Dataset rows about figures
★ ★ ★ ★

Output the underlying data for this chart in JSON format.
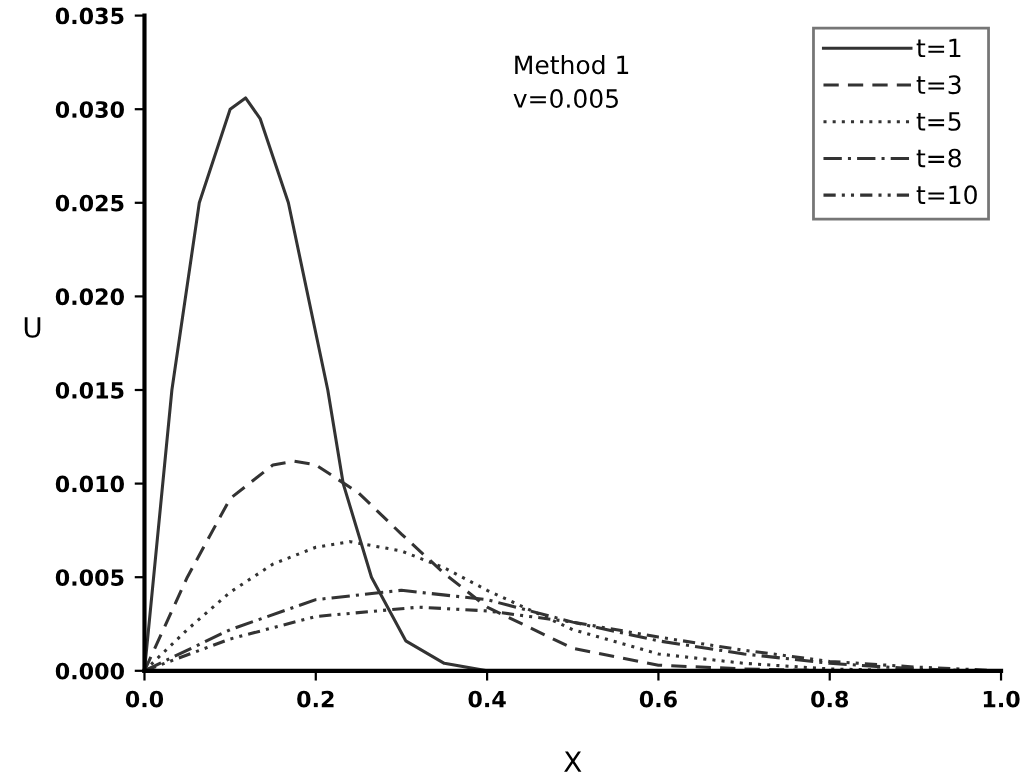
{
  "chart_data": {
    "type": "line",
    "xlabel": "X",
    "ylabel": "U",
    "xlim": [
      0,
      1
    ],
    "ylim": [
      0,
      0.035
    ],
    "xticks": [
      {
        "value": 0,
        "label": "0.0"
      },
      0.2,
      0.4,
      0.6,
      0.8,
      {
        "value": 1,
        "label": "1.0"
      }
    ],
    "yticks": [
      {
        "value": 0,
        "label": "0.000"
      },
      {
        "value": 0.005,
        "label": "0.005"
      },
      {
        "value": 0.01,
        "label": "0.010"
      },
      {
        "value": 0.015,
        "label": "0.015"
      },
      {
        "value": 0.02,
        "label": "0.020"
      },
      {
        "value": 0.025,
        "label": "0.025"
      },
      {
        "value": 0.03,
        "label": "0.030"
      },
      {
        "value": 0.035,
        "label": "0.035"
      }
    ],
    "grid": false,
    "legend": "top right",
    "marker": "none",
    "annotations": [
      {
        "text": "Method 1\nv=0.005"
      }
    ],
    "series": [
      {
        "name": "t=1",
        "color": "#333333",
        "line_style": "solid",
        "x": [
          0,
          0.032,
          0.064,
          0.1,
          0.118,
          0.135,
          0.168,
          0.214,
          0.232,
          0.265,
          0.305,
          0.35,
          0.4,
          0.45
        ],
        "values": [
          0,
          0.015,
          0.025,
          0.03,
          0.0306,
          0.0295,
          0.025,
          0.015,
          0.01,
          0.005,
          0.0016,
          0.0004,
          0,
          0
        ]
      },
      {
        "name": "t=3",
        "color": "#333333",
        "line_style": "dashed",
        "x": [
          0,
          0.05,
          0.1,
          0.15,
          0.175,
          0.2,
          0.25,
          0.3,
          0.35,
          0.4,
          0.5,
          0.6,
          0.7,
          0.8,
          0.88
        ],
        "values": [
          0,
          0.005,
          0.0092,
          0.011,
          0.0112,
          0.011,
          0.0095,
          0.0073,
          0.0052,
          0.0034,
          0.0012,
          0.0003,
          0.0001,
          0,
          0
        ]
      },
      {
        "name": "t=5",
        "color": "#333333",
        "line_style": "dotted",
        "x": [
          0,
          0.05,
          0.1,
          0.15,
          0.2,
          0.24,
          0.3,
          0.35,
          0.4,
          0.5,
          0.6,
          0.7,
          0.8,
          0.9,
          0.94
        ],
        "values": [
          0,
          0.0022,
          0.0042,
          0.0057,
          0.0066,
          0.0069,
          0.0064,
          0.0055,
          0.0043,
          0.0022,
          0.0009,
          0.0004,
          0.0001,
          0,
          0
        ]
      },
      {
        "name": "t=8",
        "color": "#333333",
        "line_style": "dashdot",
        "x": [
          0,
          0.1,
          0.2,
          0.3,
          0.4,
          0.5,
          0.6,
          0.7,
          0.8,
          0.9,
          0.97
        ],
        "values": [
          0,
          0.0022,
          0.0038,
          0.0043,
          0.0038,
          0.0026,
          0.0016,
          0.0009,
          0.0004,
          0.0001,
          0
        ]
      },
      {
        "name": "t=10",
        "color": "#333333",
        "line_style": "dashdotdot",
        "x": [
          0,
          0.1,
          0.2,
          0.32,
          0.4,
          0.5,
          0.6,
          0.7,
          0.8,
          0.9,
          1.0
        ],
        "values": [
          0,
          0.0017,
          0.0029,
          0.0034,
          0.0032,
          0.0026,
          0.0018,
          0.0011,
          0.0005,
          0.0002,
          0
        ]
      }
    ]
  }
}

★ ★ ★ ★

What to do.
Without the pictures, reproduce every line of the records above exactly.

Reply.
Output the underlying data for this chart in JSON format.
{
  "chart_data": {
    "type": "line",
    "xlabel": "X",
    "ylabel": "U",
    "xlim": [
      0,
      1
    ],
    "ylim": [
      0,
      0.035
    ],
    "xticks": [
      {
        "value": 0,
        "label": "0.0"
      },
      0.2,
      0.4,
      0.6,
      0.8,
      {
        "value": 1,
        "label": "1.0"
      }
    ],
    "yticks": [
      {
        "value": 0,
        "label": "0.000"
      },
      {
        "value": 0.005,
        "label": "0.005"
      },
      {
        "value": 0.01,
        "label": "0.010"
      },
      {
        "value": 0.015,
        "label": "0.015"
      },
      {
        "value": 0.02,
        "label": "0.020"
      },
      {
        "value": 0.025,
        "label": "0.025"
      },
      {
        "value": 0.03,
        "label": "0.030"
      },
      {
        "value": 0.035,
        "label": "0.035"
      }
    ],
    "grid": false,
    "legend": "top right",
    "marker": "none",
    "annotations": [
      {
        "text": "Method 1\nv=0.005"
      }
    ],
    "series": [
      {
        "name": "t=1",
        "color": "#333333",
        "line_style": "solid",
        "x": [
          0,
          0.032,
          0.064,
          0.1,
          0.118,
          0.135,
          0.168,
          0.214,
          0.232,
          0.265,
          0.305,
          0.35,
          0.4,
          0.45
        ],
        "values": [
          0,
          0.015,
          0.025,
          0.03,
          0.0306,
          0.0295,
          0.025,
          0.015,
          0.01,
          0.005,
          0.0016,
          0.0004,
          0,
          0
        ]
      },
      {
        "name": "t=3",
        "color": "#333333",
        "line_style": "dashed",
        "x": [
          0,
          0.05,
          0.1,
          0.15,
          0.175,
          0.2,
          0.25,
          0.3,
          0.35,
          0.4,
          0.5,
          0.6,
          0.7,
          0.8,
          0.88
        ],
        "values": [
          0,
          0.005,
          0.0092,
          0.011,
          0.0112,
          0.011,
          0.0095,
          0.0073,
          0.0052,
          0.0034,
          0.0012,
          0.0003,
          0.0001,
          0,
          0
        ]
      },
      {
        "name": "t=5",
        "color": "#333333",
        "line_style": "dotted",
        "x": [
          0,
          0.05,
          0.1,
          0.15,
          0.2,
          0.24,
          0.3,
          0.35,
          0.4,
          0.5,
          0.6,
          0.7,
          0.8,
          0.9,
          0.94
        ],
        "values": [
          0,
          0.0022,
          0.0042,
          0.0057,
          0.0066,
          0.0069,
          0.0064,
          0.0055,
          0.0043,
          0.0022,
          0.0009,
          0.0004,
          0.0001,
          0,
          0
        ]
      },
      {
        "name": "t=8",
        "color": "#333333",
        "line_style": "dashdot",
        "x": [
          0,
          0.1,
          0.2,
          0.3,
          0.4,
          0.5,
          0.6,
          0.7,
          0.8,
          0.9,
          0.97
        ],
        "values": [
          0,
          0.0022,
          0.0038,
          0.0043,
          0.0038,
          0.0026,
          0.0016,
          0.0009,
          0.0004,
          0.0001,
          0
        ]
      },
      {
        "name": "t=10",
        "color": "#333333",
        "line_style": "dashdotdot",
        "x": [
          0,
          0.1,
          0.2,
          0.32,
          0.4,
          0.5,
          0.6,
          0.7,
          0.8,
          0.9,
          1.0
        ],
        "values": [
          0,
          0.0017,
          0.0029,
          0.0034,
          0.0032,
          0.0026,
          0.0018,
          0.0011,
          0.0005,
          0.0002,
          0
        ]
      }
    ]
  }
}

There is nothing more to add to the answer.